EXERCISE GOAL :: In the records below, find each line with the word "level" and copy it.

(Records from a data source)
══════

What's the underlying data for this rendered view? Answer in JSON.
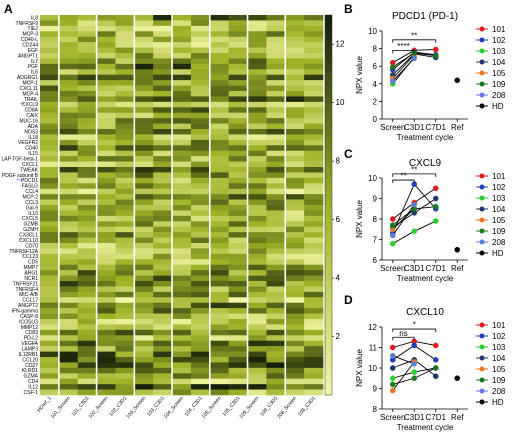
{
  "colors": {
    "101": "#e31a1c",
    "102": "#1f3fbf",
    "103": "#2ecc2e",
    "104": "#1a3a6b",
    "105": "#e87722",
    "109": "#1b7a1b",
    "208": "#5b7fd6",
    "HD": "#000000"
  },
  "chart_data": [
    {
      "type": "heatmap",
      "panel": "A",
      "columns": [
        "HDref_1",
        "101_Screen",
        "101_C3D1",
        "102_Screen",
        "102_C3D1",
        "103_Screen",
        "103_C3D1",
        "104_Screen",
        "104_C3D1",
        "105_Screen",
        "105_C3D1",
        "109_Screen",
        "109_C3D1",
        "208_Screen",
        "208_C3D1"
      ],
      "rows": [
        "IL8",
        "TNFRSF9",
        "TIE2",
        "MCP-3",
        "CD40-L",
        "CD244",
        "EGF",
        "ANGPT1",
        "IL7",
        "PGF",
        "IL6",
        "ADGRG1",
        "MCP-1",
        "CXCL11",
        "MCP-4",
        "TRAIL",
        "CXCL9",
        "CD8A",
        "CAIX",
        "MUC-16",
        "ADA",
        "NOS3",
        "IL18",
        "VEGFR2",
        "CD40",
        "IL15",
        "LAP TGF-beta-1",
        "CXCL1",
        "TWEAK",
        "PDGF subunit B",
        "PDCD1",
        "FASLG",
        "CCL4",
        "MCP-2",
        "CCL3",
        "Gal-9",
        "IL10",
        "CXCL5",
        "GZMB",
        "GZMH",
        "CX3CL1",
        "CXCL10",
        "CD70",
        "TNFRSF12A",
        "CCL23",
        "CD5",
        "MMP7",
        "ARG1",
        "NCR1",
        "TNFRSF21",
        "TNFRSF4",
        "MIC-A/B",
        "CCL17",
        "ANGPT2",
        "IFN-gamma",
        "CASP-8",
        "ICOSLG",
        "MMP12",
        "CD83",
        "PD-L2",
        "VEGFA",
        "LAMP3",
        "IL12RB1",
        "CCL20",
        "CD27",
        "KLRD1",
        "GZMA",
        "CD4",
        "IL12",
        "CSF-1"
      ],
      "row_labels_shown": [
        "IL8",
        "TNFRSF9",
        "TIE2",
        "MCP-3",
        "CD40-L",
        "CD244",
        "EGF",
        "ANGPT1",
        "IL7",
        "PGF",
        "IL6",
        "ADGRG1",
        "MCP-1",
        "CXCL11",
        "MCP-4",
        "TRAIL",
        "CXCL9",
        "CD8A",
        "CAIX",
        "MUC-16",
        "ADA",
        "NOS3",
        "IL18",
        "VEGFR2",
        "CD40",
        "IL15",
        "LAP TGF-beta-1",
        "CXCL1",
        "TWEAK",
        "PDGF subunit B",
        "PDCD1",
        "FASLG",
        "CCL4",
        "MCP-2",
        "CCL3",
        "Gal-9",
        "IL10",
        "CXCL5",
        "GZMB",
        "GZMH",
        "CX3CL1",
        "CXCL10",
        "CD70",
        "TNFRSF12A",
        "CCL23",
        "CD5",
        "MMP7",
        "ARG1",
        "NCR1",
        "TNFRSF21",
        "TNFRSF4",
        "MIC-A/B",
        "CCL17",
        "ANGPT2",
        "IFN-gamma",
        "CASP-8",
        "ICOSLG",
        "MMP12",
        "CD83",
        "PD-L2",
        "VEGFA",
        "LAMP3",
        "IL12RB1",
        "CCL20",
        "CD27",
        "KLRD1",
        "GZMA",
        "CD4",
        "IL12",
        "CSF-1"
      ],
      "row_marks": {
        "CCL23": "*",
        "CXCL9": "**",
        "PDCD1": "****",
        "CXCL10": "*",
        "ARG1": "*"
      },
      "colorbar": {
        "min": 0,
        "max": 13,
        "ticks": [
          2,
          4,
          6,
          8,
          10,
          12
        ],
        "low_color": "#f4f7a8",
        "high_color": "#000000"
      },
      "column_separators_after": [
        0,
        2,
        4,
        6,
        8,
        10,
        12
      ]
    },
    {
      "type": "line",
      "panel": "B",
      "title": "PDCD1 (PD-1)",
      "xlabel": "Treatment cycle",
      "ylabel": "NPX value",
      "categories": [
        "Screen",
        "C3D1",
        "C7D1",
        "Ref"
      ],
      "ylim": [
        0,
        10
      ],
      "yticks": [
        0,
        2,
        4,
        6,
        8,
        10
      ],
      "series": [
        {
          "name": "101",
          "values": [
            6.4,
            7.8,
            7.9,
            null
          ]
        },
        {
          "name": "102",
          "values": [
            5.6,
            7.6,
            7.3,
            null
          ]
        },
        {
          "name": "103",
          "values": [
            4.0,
            7.0,
            null,
            null
          ]
        },
        {
          "name": "104",
          "values": [
            5.0,
            7.4,
            7.0,
            null
          ]
        },
        {
          "name": "105",
          "values": [
            4.6,
            7.3,
            null,
            null
          ]
        },
        {
          "name": "109",
          "values": [
            5.9,
            7.5,
            7.2,
            null
          ]
        },
        {
          "name": "208",
          "values": [
            4.3,
            6.9,
            null,
            null
          ]
        },
        {
          "name": "HD",
          "values": [
            null,
            null,
            null,
            4.4
          ]
        }
      ],
      "brackets": [
        {
          "from": "Screen",
          "to": "C7D1",
          "label": "**",
          "level": 9.0
        },
        {
          "from": "Screen",
          "to": "C3D1",
          "label": "****",
          "level": 7.8
        }
      ]
    },
    {
      "type": "line",
      "panel": "C",
      "title": "CXCL9",
      "xlabel": "Treatment cycle",
      "ylabel": "NPX value",
      "categories": [
        "Screen",
        "C3D1",
        "C7D1",
        "Ref"
      ],
      "ylim": [
        6,
        10
      ],
      "yticks": [
        6,
        7,
        8,
        9,
        10
      ],
      "series": [
        {
          "name": "101",
          "values": [
            8.0,
            8.8,
            9.5,
            null
          ]
        },
        {
          "name": "102",
          "values": [
            7.3,
            9.7,
            8.5,
            null
          ]
        },
        {
          "name": "103",
          "values": [
            6.8,
            7.4,
            7.9,
            null
          ]
        },
        {
          "name": "104",
          "values": [
            7.6,
            8.3,
            9.0,
            null
          ]
        },
        {
          "name": "105",
          "values": [
            7.5,
            8.5,
            null,
            null
          ]
        },
        {
          "name": "109",
          "values": [
            7.7,
            8.5,
            8.6,
            null
          ]
        },
        {
          "name": "208",
          "values": [
            7.2,
            8.7,
            null,
            null
          ]
        },
        {
          "name": "HD",
          "values": [
            null,
            null,
            null,
            6.5
          ]
        }
      ],
      "brackets": [
        {
          "from": "Screen",
          "to": "C7D1",
          "label": "**",
          "level": 10.2
        },
        {
          "from": "Screen",
          "to": "C3D1",
          "label": "**",
          "level": 9.9
        }
      ]
    },
    {
      "type": "line",
      "panel": "D",
      "title": "CXCL10",
      "xlabel": "Treatment cycle",
      "ylabel": "NPX value",
      "categories": [
        "Screen",
        "C3D1",
        "C7D1",
        "Ref"
      ],
      "ylim": [
        8,
        12
      ],
      "yticks": [
        8,
        9,
        10,
        11,
        12
      ],
      "series": [
        {
          "name": "101",
          "values": [
            11.0,
            11.3,
            11.1,
            null
          ]
        },
        {
          "name": "102",
          "values": [
            10.4,
            11.1,
            10.4,
            null
          ]
        },
        {
          "name": "103",
          "values": [
            9.5,
            9.8,
            10.0,
            null
          ]
        },
        {
          "name": "104",
          "values": [
            10.0,
            10.4,
            9.6,
            null
          ]
        },
        {
          "name": "105",
          "values": [
            8.9,
            10.3,
            null,
            null
          ]
        },
        {
          "name": "109",
          "values": [
            9.2,
            9.5,
            10.0,
            null
          ]
        },
        {
          "name": "208",
          "values": [
            10.6,
            10.2,
            null,
            null
          ]
        },
        {
          "name": "HD",
          "values": [
            null,
            null,
            null,
            9.5
          ]
        }
      ],
      "brackets": [
        {
          "from": "Screen",
          "to": "C7D1",
          "label": "*",
          "level": 11.9
        },
        {
          "from": "Screen",
          "to": "C3D1",
          "label": "ns",
          "level": 11.5
        }
      ]
    }
  ],
  "legend": [
    "101",
    "102",
    "103",
    "104",
    "105",
    "109",
    "208",
    "HD"
  ]
}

══════

TASK RESULT ::
          "level": 9.0
          "level": 7.8
          "level": 10.2
          "level": 9.9
          "level": 11.9
          "level": 11.5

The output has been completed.